# [The request]
The entries below need to be written out exactly, with no pictures included.

Records that describe figures
(begin)

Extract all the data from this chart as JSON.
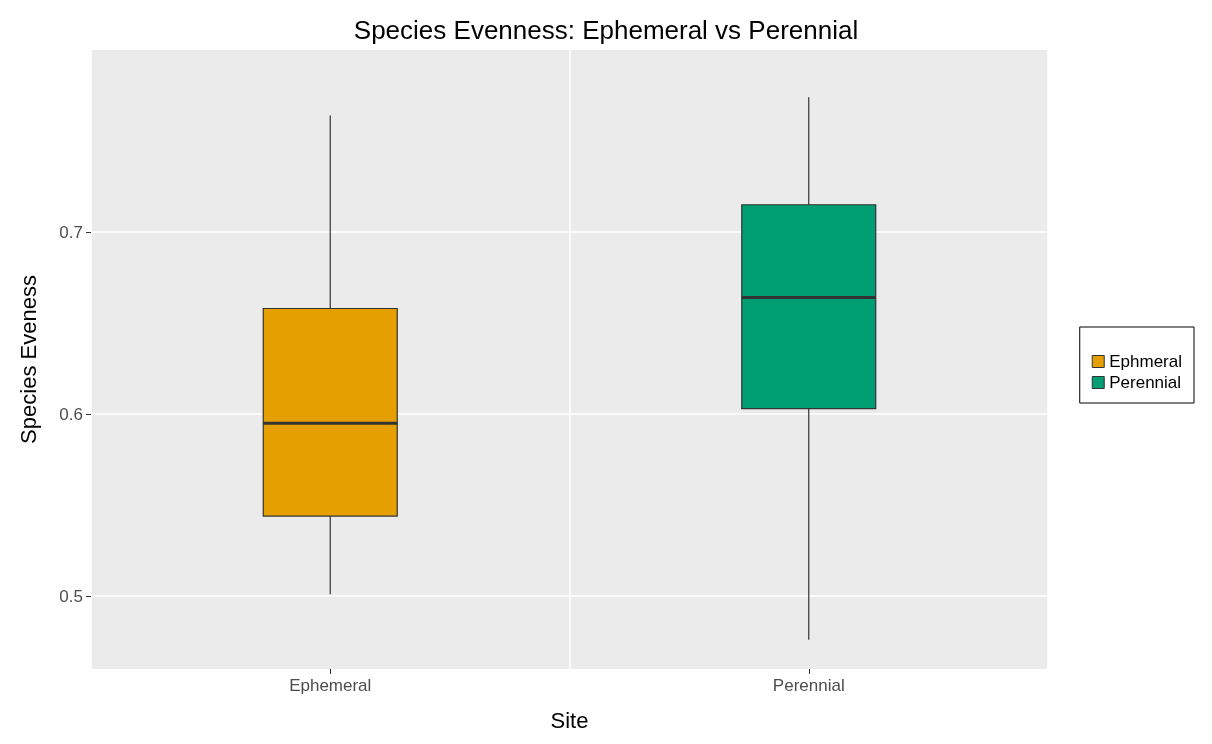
{
  "chart_data": {
    "type": "box",
    "title": "Species Evenness: Ephemeral vs Perennial",
    "xlabel": "Site",
    "ylabel": "Species Eveness",
    "categories": [
      "Ephemeral",
      "Perennial"
    ],
    "series": [
      {
        "name": "Ephmeral",
        "color": "#e69f00",
        "boxes": [
          {
            "low": 0.501,
            "q1": 0.544,
            "median": 0.595,
            "q3": 0.658,
            "high": 0.764
          },
          null
        ]
      },
      {
        "name": "Perennial",
        "color": "#009e73",
        "boxes": [
          null,
          {
            "low": 0.476,
            "q1": 0.603,
            "median": 0.664,
            "q3": 0.715,
            "high": 0.774
          }
        ]
      }
    ],
    "ylim": [
      0.46,
      0.8
    ],
    "yticks": [
      0.5,
      0.6,
      0.7
    ],
    "grid": true,
    "legend": "right"
  }
}
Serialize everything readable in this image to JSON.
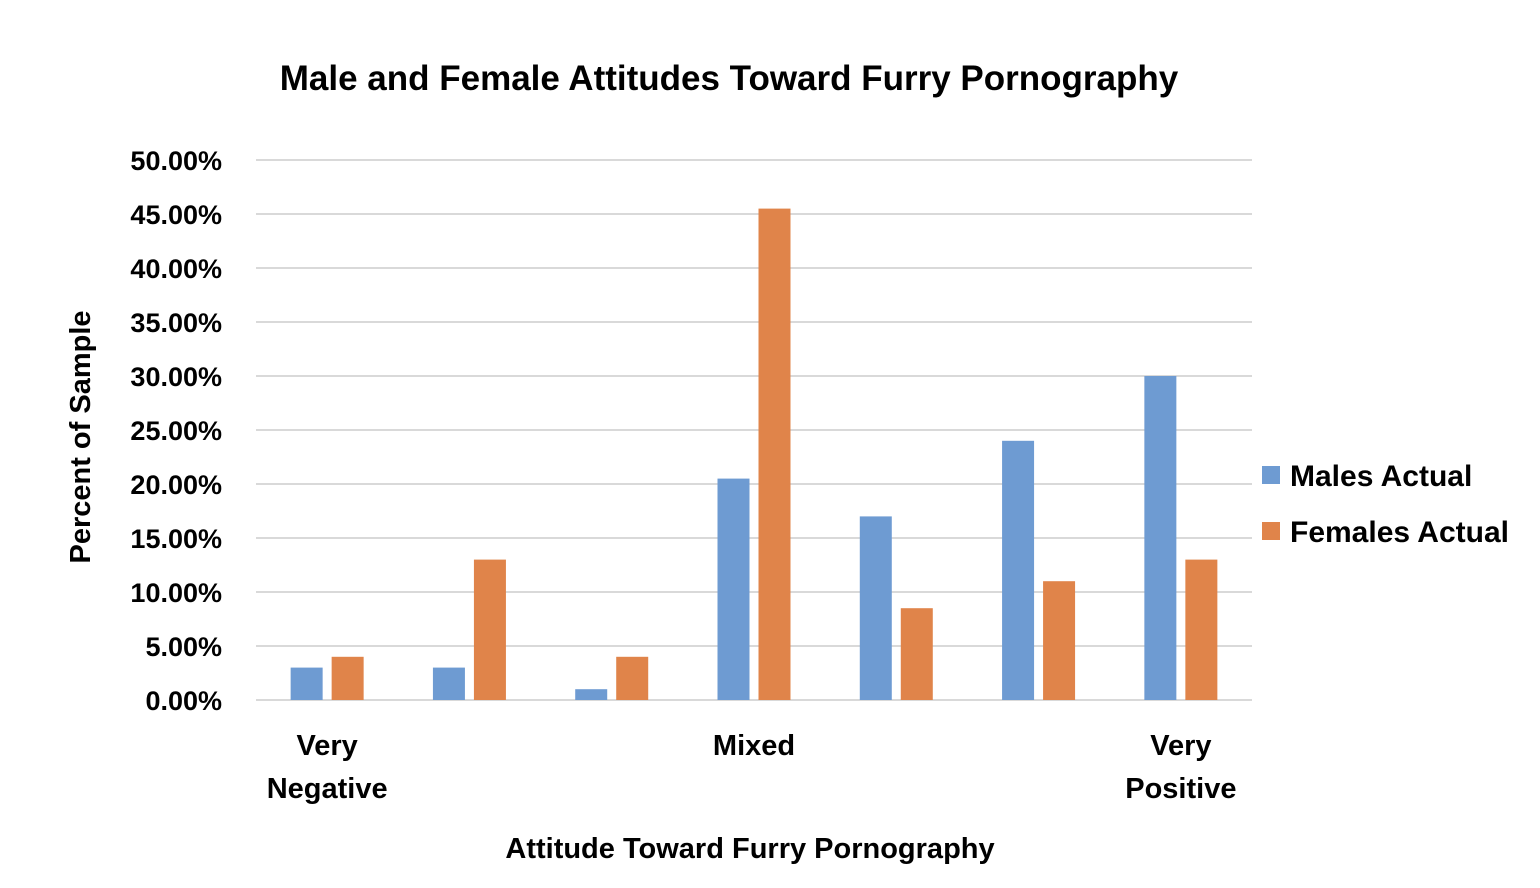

(end)

# [Exercise result]
Extract all the data from this chart as JSON.
{
  "chart_data": {
    "type": "box",
    "title": "Species Evenness: Ephemeral vs Perennial",
    "xlabel": "Site",
    "ylabel": "Species Eveness",
    "categories": [
      "Ephemeral",
      "Perennial"
    ],
    "series": [
      {
        "name": "Ephmeral",
        "color": "#e69f00",
        "boxes": [
          {
            "low": 0.501,
            "q1": 0.544,
            "median": 0.595,
            "q3": 0.658,
            "high": 0.764
          },
          null
        ]
      },
      {
        "name": "Perennial",
        "color": "#009e73",
        "boxes": [
          null,
          {
            "low": 0.476,
            "q1": 0.603,
            "median": 0.664,
            "q3": 0.715,
            "high": 0.774
          }
        ]
      }
    ],
    "ylim": [
      0.46,
      0.8
    ],
    "yticks": [
      0.5,
      0.6,
      0.7
    ],
    "grid": true,
    "legend": "right"
  }
}
Serialize everything readable in this image to JSON.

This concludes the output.